(Dataset excerpt)

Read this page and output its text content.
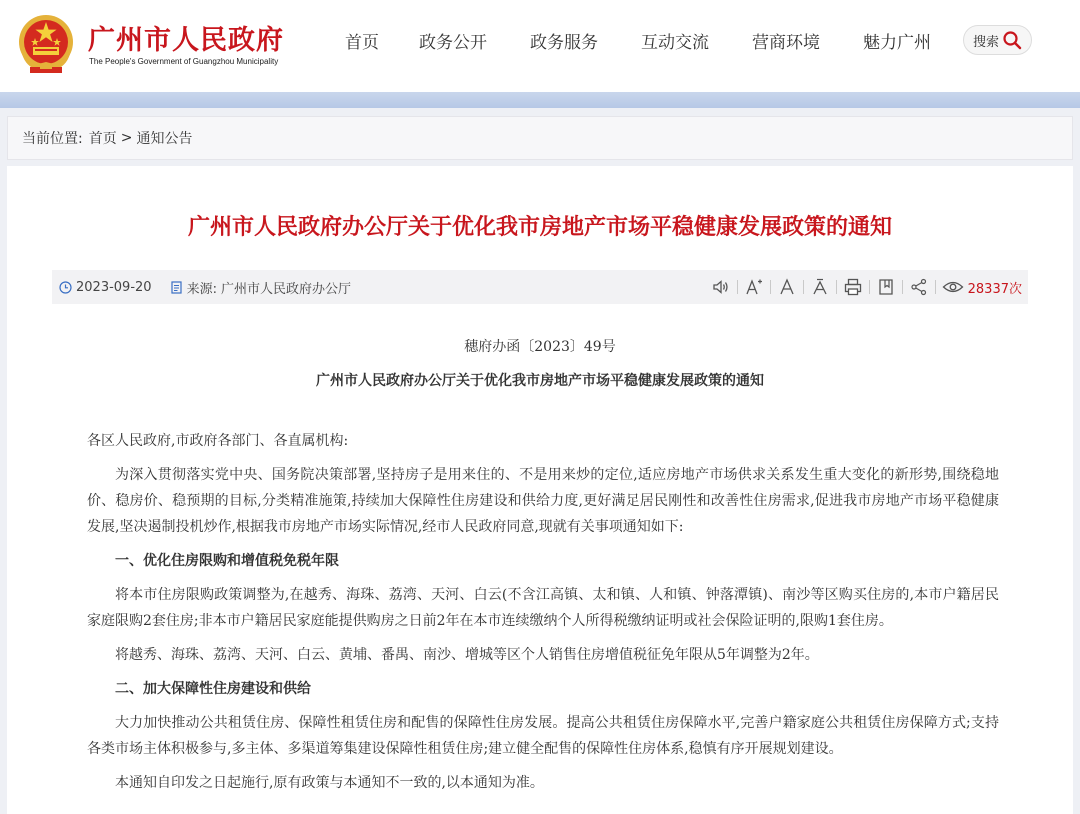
广州市人民政府
The People's Government of Guangzhou Municipality
首页 政务公开	政务服务	互动交流	营商环境	魅力广州	搜索
当前位置: 首页 > 通知公告
广州市人民政府办公厅关于优化我市房地产市场平稳健康发展政策的通知
2023-09-20	来源: 广州市人民政府办公厅	28337次
穗府办函〔2023〕49号
广州市人民政府办公厅关于优化我市房地产市场平稳健康发展政策的通知

各区人民政府,市政府各部门、各直属机构:

为深入贯彻落实党中央、国务院决策部署,坚持房子是用来住的、不是用来炒的定位,适应房地产市场供求关系发生重大变化的新形势,围绕稳地价、稳房价、稳预期的目标,分类精准施策,持续加大保障性住房建设和供给力度,更好满足居民刚性和改善性住房需求,促进我市房地产市场平稳健康发展,坚决遏制投机炒作,根据我市房地产市场实际情况,经市人民政府同意,现就有关事项通知如下:

一、优化住房限购和增值税免税年限

将本市住房限购政策调整为,在越秀、海珠、荔湾、天河、白云(不含江高镇、太和镇、人和镇、钟落潭镇)、南沙等区购买住房的,本市户籍居民家庭限购2套住房;非本市户籍居民家庭能提供购房之日前2年在本市连续缴纳个人所得税缴纳证明或社会保险证明的,限购1套住房。

将越秀、海珠、荔湾、天河、白云、黄埔、番禺、南沙、增城等区个人销售住房增值税征免年限从5年调整为2年。

二、加大保障性住房建设和供给

大力加快推动公共租赁住房、保障性租赁住房和配售的保障性住房发展。提高公共租赁住房保障水平,完善户籍家庭公共租赁住房保障方式;支持各类市场主体积极参与,多主体、多渠道筹集建设保障性租赁住房;建立健全配售的保障性住房体系,稳慎有序开展规划建设。

本通知自印发之日起施行,原有政策与本通知不一致的,以本通知为准。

● Directions:
Write the records out once more, exactly as they appear, with no pictures.

● Written reply:
Read this page and output its text content.
广州市人民政府
The People's Government of Guangzhou Municipality
首页 政务公开	政务服务	互动交流	营商环境	魅力广州	搜索
当前位置: 首页 > 通知公告
广州市人民政府办公厅关于优化我市房地产市场平稳健康发展政策的通知
2023-09-20	来源: 广州市人民政府办公厅	28337次
穗府办函〔2023〕49号
广州市人民政府办公厅关于优化我市房地产市场平稳健康发展政策的通知

各区人民政府,市政府各部门、各直属机构:

为深入贯彻落实党中央、国务院决策部署,坚持房子是用来住的、不是用来炒的定位,适应房地产市场供求关系发生重大变化的新形势,围绕稳地价、稳房价、稳预期的目标,分类精准施策,持续加大保障性住房建设和供给力度,更好满足居民刚性和改善性住房需求,促进我市房地产市场平稳健康发展,坚决遏制投机炒作,根据我市房地产市场实际情况,经市人民政府同意,现就有关事项通知如下:

一、优化住房限购和增值税免税年限

将本市住房限购政策调整为,在越秀、海珠、荔湾、天河、白云(不含江高镇、太和镇、人和镇、钟落潭镇)、南沙等区购买住房的,本市户籍居民家庭限购2套住房;非本市户籍居民家庭能提供购房之日前2年在本市连续缴纳个人所得税缴纳证明或社会保险证明的,限购1套住房。

将越秀、海珠、荔湾、天河、白云、黄埔、番禺、南沙、增城等区个人销售住房增值税征免年限从5年调整为2年。

二、加大保障性住房建设和供给

大力加快推动公共租赁住房、保障性租赁住房和配售的保障性住房发展。提高公共租赁住房保障水平,完善户籍家庭公共租赁住房保障方式;支持各类市场主体积极参与,多主体、多渠道筹集建设保障性租赁住房;建立健全配售的保障性住房体系,稳慎有序开展规划建设。

本通知自印发之日起施行,原有政策与本通知不一致的,以本通知为准。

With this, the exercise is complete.